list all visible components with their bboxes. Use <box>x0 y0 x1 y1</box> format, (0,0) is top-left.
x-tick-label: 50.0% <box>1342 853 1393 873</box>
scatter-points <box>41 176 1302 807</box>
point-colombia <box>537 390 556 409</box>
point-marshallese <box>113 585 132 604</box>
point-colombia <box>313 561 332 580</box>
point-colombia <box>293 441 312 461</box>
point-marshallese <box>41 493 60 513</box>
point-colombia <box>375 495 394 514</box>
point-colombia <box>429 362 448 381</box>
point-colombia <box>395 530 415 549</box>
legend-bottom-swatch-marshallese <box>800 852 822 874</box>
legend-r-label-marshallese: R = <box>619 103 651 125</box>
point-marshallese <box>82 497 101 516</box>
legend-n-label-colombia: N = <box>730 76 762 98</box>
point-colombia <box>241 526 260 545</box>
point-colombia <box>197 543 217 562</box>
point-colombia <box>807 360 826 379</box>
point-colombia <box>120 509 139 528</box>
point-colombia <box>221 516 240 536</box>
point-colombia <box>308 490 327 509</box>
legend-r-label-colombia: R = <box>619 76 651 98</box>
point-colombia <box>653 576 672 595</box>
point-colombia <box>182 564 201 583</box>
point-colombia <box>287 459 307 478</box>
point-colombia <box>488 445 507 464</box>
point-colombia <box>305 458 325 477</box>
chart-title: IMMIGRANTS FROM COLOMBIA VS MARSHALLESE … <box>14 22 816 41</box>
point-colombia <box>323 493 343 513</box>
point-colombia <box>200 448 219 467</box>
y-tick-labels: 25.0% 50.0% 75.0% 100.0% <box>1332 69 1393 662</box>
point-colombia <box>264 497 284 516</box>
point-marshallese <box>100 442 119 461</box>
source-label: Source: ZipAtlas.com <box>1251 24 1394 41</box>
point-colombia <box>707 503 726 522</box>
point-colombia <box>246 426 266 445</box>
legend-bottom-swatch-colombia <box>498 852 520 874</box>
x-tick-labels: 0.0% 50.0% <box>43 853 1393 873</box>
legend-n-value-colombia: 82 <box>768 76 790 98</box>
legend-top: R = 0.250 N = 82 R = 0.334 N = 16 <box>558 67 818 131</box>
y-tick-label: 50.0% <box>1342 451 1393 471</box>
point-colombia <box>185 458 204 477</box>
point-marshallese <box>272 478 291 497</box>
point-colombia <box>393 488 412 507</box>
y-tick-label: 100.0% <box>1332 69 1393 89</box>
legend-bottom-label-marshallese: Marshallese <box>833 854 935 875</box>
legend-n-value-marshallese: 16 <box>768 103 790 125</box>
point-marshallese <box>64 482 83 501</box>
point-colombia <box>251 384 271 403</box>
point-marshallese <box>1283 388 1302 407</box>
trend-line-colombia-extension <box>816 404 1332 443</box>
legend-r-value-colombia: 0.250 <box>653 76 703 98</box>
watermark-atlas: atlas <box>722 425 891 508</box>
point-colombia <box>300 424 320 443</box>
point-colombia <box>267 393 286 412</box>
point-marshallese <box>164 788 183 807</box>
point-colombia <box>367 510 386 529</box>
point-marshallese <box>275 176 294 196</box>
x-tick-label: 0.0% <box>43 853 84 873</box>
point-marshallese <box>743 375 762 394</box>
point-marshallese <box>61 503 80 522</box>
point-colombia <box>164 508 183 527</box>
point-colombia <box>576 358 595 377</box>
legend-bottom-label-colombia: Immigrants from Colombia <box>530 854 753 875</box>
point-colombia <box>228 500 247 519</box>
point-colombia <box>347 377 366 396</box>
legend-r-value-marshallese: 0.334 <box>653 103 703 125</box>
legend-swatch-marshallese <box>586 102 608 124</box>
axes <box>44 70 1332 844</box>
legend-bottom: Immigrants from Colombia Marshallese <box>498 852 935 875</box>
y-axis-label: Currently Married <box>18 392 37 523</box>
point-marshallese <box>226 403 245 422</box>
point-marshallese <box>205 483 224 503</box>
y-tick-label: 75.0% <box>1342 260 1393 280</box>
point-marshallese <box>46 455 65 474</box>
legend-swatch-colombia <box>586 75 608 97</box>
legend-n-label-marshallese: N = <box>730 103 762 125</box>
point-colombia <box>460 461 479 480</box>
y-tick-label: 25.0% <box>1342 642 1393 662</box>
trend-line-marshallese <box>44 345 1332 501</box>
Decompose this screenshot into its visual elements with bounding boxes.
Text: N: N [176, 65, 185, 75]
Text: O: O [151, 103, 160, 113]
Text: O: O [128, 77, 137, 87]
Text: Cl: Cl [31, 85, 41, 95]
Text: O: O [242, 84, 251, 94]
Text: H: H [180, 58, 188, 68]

= = =

Task goal — Gather every line of the records that contains the string "Text" and copy each one in full.

Final result —
Text: N: N [176, 65, 185, 75]
Text: O: O [151, 103, 160, 113]
Text: O: O [128, 77, 137, 87]
Text: Cl: Cl [31, 85, 41, 95]
Text: O: O [242, 84, 251, 94]
Text: H: H [180, 58, 188, 68]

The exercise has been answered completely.